=== Written task ===
In the data below, find every line with the string "elevará" and pull it out.

[Data entries]
_ _ _ _ _ _ _
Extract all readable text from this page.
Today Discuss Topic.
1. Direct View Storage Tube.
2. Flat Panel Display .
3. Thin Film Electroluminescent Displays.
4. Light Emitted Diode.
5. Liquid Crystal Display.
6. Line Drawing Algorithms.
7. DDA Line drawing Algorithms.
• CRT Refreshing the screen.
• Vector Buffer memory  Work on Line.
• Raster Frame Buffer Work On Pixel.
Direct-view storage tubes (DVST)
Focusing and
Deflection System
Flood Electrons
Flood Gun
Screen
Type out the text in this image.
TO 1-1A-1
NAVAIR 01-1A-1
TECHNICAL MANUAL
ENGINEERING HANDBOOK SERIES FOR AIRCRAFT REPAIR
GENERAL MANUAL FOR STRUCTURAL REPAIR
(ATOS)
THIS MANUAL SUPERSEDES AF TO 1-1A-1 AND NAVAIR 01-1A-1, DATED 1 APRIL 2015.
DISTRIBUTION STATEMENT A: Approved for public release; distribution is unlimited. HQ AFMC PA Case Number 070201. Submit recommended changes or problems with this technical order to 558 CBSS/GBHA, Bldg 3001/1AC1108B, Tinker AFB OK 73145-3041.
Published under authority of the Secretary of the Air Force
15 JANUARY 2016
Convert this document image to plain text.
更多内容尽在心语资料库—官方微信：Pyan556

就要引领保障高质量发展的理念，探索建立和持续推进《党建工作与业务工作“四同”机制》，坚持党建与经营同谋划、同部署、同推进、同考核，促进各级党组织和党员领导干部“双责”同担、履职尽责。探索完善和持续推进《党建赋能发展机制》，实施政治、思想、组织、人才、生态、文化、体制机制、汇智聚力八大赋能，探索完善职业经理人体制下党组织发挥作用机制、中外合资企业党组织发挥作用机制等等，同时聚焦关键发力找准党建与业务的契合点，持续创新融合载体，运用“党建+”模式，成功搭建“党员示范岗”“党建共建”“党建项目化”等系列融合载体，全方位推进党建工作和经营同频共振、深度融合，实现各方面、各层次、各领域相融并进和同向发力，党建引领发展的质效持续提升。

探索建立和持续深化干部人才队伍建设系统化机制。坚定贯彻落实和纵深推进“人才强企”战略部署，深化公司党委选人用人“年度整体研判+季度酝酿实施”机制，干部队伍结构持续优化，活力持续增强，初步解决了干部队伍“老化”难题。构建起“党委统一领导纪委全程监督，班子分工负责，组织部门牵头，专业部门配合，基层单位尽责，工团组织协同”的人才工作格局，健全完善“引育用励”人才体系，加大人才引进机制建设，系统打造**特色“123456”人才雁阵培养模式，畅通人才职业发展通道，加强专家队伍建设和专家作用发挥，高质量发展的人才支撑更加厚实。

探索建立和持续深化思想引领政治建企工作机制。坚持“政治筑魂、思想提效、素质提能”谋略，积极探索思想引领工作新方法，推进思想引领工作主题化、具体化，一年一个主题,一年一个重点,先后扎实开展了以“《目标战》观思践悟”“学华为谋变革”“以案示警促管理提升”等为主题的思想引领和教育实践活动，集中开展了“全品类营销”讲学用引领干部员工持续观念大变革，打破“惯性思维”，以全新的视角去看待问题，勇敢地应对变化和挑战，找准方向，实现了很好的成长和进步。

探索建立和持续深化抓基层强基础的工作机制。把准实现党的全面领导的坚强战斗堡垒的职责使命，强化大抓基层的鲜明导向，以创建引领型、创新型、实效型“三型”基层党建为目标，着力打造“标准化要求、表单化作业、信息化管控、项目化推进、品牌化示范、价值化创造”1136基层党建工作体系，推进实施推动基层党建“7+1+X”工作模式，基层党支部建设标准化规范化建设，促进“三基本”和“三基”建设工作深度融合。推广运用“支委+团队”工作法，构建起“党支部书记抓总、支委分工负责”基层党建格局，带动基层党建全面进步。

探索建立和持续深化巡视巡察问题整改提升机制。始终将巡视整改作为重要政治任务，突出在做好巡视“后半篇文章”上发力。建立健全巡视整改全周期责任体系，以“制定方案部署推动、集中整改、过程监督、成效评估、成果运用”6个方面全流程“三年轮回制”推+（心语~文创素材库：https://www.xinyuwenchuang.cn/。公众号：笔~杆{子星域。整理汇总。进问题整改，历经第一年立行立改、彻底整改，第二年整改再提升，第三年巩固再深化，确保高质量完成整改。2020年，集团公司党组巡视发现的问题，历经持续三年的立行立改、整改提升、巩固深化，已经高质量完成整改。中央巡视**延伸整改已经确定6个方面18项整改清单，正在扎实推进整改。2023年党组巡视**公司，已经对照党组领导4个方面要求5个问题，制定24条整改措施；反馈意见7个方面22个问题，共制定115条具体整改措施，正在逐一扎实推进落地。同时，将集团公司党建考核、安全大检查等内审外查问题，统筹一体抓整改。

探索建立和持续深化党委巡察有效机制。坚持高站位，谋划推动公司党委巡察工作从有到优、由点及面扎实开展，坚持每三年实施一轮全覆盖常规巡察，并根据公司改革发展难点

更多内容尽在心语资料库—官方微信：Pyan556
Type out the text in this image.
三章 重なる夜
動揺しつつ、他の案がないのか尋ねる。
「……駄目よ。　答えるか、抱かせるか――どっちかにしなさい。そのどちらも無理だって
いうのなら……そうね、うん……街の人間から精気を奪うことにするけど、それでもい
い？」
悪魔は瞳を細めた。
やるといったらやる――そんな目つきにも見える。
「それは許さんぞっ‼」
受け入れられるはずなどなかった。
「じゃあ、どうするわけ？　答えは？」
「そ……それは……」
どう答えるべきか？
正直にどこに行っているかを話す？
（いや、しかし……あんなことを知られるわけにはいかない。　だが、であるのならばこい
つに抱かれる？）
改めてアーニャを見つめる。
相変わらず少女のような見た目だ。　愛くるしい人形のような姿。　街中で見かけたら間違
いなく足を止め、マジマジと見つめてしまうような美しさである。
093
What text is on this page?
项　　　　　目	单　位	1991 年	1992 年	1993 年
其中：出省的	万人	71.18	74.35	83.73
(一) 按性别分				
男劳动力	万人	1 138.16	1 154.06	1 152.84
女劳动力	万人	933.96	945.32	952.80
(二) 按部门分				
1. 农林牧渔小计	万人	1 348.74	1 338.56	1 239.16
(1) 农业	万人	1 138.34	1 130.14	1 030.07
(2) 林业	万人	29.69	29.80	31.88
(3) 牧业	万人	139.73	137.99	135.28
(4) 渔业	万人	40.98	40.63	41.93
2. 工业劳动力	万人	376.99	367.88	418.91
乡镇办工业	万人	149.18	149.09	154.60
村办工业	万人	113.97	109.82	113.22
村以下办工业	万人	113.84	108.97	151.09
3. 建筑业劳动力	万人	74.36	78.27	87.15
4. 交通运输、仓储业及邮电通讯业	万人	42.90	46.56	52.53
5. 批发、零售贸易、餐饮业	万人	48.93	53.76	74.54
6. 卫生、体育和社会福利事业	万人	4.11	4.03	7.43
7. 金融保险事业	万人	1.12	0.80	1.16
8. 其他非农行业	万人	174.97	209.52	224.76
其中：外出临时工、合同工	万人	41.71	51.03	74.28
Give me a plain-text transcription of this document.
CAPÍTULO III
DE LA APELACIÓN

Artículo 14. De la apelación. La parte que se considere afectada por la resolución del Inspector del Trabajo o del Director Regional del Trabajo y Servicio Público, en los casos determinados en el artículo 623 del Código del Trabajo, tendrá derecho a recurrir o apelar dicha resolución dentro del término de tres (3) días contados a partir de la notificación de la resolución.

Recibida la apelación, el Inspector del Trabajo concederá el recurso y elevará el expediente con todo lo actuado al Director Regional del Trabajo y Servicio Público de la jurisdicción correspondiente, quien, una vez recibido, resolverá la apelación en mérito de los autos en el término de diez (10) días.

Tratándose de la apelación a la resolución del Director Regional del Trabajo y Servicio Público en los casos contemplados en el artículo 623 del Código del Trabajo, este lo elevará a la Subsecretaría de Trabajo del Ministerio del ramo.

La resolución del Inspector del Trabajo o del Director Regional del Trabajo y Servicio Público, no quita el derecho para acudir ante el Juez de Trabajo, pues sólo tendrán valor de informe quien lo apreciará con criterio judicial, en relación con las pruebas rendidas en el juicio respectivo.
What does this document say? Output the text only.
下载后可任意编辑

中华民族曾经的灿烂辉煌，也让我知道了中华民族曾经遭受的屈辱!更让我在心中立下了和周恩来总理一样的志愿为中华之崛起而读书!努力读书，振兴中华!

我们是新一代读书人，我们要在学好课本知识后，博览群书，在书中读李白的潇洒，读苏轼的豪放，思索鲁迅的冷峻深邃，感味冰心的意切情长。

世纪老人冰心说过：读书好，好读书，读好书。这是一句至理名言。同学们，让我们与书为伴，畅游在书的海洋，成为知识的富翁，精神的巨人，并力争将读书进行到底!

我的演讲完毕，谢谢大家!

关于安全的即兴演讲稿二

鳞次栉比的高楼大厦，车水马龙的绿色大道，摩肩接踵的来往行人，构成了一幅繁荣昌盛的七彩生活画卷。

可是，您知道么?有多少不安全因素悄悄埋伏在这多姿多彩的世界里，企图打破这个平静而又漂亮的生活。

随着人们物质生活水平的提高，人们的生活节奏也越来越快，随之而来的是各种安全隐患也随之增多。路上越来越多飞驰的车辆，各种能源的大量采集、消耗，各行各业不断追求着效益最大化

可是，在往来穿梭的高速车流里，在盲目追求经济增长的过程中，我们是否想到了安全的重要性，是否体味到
_ _ _ _ _ _ _
=== Solution to the exercise ===
Recibida la apelación, el Inspector del Trabajo concederá el recurso y elevará el expediente con todo lo actuado al Director Regional del Trabajo y Servicio Público de la jurisdicción correspondiente, quien, una vez recibido, resolverá la apelación en mérito de los autos en el término de diez (10) días.
Tratándose de la apelación a la resolución del Director Regional del Trabajo y Servicio Público en los casos contemplados en el artículo 623 del Código del Trabajo, este lo elevará a la Subsecretaría de Trabajo del Ministerio del ramo.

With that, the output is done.